[Short problem] Filter for the word "this" and keep each matching line.

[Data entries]
══════════
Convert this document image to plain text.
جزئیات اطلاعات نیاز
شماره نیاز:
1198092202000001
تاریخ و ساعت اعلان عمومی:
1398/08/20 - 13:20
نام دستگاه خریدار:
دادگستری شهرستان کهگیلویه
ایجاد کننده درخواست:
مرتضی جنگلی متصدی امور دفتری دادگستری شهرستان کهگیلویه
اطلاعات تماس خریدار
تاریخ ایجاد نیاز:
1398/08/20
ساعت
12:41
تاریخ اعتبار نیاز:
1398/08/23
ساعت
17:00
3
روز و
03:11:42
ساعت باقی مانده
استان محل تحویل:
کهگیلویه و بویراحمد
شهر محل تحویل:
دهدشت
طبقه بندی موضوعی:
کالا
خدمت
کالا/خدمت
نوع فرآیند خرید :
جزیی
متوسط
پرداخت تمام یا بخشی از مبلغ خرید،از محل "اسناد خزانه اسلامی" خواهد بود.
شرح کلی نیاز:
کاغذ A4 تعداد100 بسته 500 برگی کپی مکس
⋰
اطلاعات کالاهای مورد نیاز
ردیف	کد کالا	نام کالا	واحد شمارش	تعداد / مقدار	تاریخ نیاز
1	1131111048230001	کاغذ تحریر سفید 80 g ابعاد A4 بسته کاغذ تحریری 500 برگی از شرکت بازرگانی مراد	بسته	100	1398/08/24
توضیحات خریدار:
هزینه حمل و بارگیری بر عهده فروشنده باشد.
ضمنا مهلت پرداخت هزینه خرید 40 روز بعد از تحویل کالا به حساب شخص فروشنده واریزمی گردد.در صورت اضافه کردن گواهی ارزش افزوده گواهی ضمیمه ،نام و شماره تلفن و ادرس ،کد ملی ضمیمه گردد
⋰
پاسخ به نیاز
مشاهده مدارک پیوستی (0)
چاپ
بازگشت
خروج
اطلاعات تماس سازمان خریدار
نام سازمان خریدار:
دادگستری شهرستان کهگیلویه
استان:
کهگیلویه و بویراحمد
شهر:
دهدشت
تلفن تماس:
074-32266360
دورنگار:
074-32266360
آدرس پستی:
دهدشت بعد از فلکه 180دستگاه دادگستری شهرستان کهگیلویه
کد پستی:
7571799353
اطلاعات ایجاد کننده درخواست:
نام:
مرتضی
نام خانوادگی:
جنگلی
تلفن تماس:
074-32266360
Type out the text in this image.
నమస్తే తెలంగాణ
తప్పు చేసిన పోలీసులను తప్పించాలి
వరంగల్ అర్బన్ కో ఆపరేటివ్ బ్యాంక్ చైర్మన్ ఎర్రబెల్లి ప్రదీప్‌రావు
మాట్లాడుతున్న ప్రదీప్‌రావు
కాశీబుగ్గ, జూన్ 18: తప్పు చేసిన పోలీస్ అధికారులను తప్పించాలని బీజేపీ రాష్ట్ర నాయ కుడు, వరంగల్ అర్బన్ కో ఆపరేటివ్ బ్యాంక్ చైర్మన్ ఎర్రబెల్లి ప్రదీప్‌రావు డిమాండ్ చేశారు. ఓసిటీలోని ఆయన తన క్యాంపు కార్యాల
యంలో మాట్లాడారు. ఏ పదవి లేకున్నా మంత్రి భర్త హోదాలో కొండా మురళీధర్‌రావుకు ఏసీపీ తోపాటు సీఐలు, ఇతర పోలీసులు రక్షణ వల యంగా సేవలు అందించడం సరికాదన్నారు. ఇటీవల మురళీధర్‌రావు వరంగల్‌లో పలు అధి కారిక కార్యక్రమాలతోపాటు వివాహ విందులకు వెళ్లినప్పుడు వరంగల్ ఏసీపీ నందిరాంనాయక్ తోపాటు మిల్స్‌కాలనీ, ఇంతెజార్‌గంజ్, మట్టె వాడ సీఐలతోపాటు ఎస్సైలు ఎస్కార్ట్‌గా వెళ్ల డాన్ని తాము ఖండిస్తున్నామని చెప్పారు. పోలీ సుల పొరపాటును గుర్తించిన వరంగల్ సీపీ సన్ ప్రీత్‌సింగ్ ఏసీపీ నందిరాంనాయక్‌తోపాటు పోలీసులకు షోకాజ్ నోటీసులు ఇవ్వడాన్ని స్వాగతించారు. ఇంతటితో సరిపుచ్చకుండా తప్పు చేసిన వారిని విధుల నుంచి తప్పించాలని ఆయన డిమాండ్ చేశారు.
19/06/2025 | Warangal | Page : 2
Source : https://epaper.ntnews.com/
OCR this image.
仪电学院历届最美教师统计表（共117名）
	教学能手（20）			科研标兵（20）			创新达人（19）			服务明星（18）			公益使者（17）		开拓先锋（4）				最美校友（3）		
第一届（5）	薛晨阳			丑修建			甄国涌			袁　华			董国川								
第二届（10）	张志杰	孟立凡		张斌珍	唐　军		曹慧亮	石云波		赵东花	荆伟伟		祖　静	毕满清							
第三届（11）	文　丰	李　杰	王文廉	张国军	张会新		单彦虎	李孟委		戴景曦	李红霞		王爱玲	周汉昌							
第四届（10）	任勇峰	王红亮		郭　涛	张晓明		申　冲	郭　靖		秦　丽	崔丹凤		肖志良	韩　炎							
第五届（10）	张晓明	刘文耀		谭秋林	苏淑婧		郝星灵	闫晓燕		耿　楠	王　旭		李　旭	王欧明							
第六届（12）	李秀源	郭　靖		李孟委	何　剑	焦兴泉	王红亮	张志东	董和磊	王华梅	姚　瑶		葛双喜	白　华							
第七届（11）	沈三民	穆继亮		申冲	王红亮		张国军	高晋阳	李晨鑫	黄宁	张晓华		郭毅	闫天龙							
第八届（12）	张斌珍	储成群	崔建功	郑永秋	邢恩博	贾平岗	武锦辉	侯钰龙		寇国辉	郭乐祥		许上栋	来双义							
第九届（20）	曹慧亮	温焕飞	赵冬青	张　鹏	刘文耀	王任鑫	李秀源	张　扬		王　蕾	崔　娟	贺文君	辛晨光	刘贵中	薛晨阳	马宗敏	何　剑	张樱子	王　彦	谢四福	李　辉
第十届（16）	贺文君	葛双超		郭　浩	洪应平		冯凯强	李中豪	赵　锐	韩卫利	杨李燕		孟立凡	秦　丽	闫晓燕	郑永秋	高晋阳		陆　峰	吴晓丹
══════════
[The reply]
Convert this document image to plain text.
Type out the text in this image.
OCR this image.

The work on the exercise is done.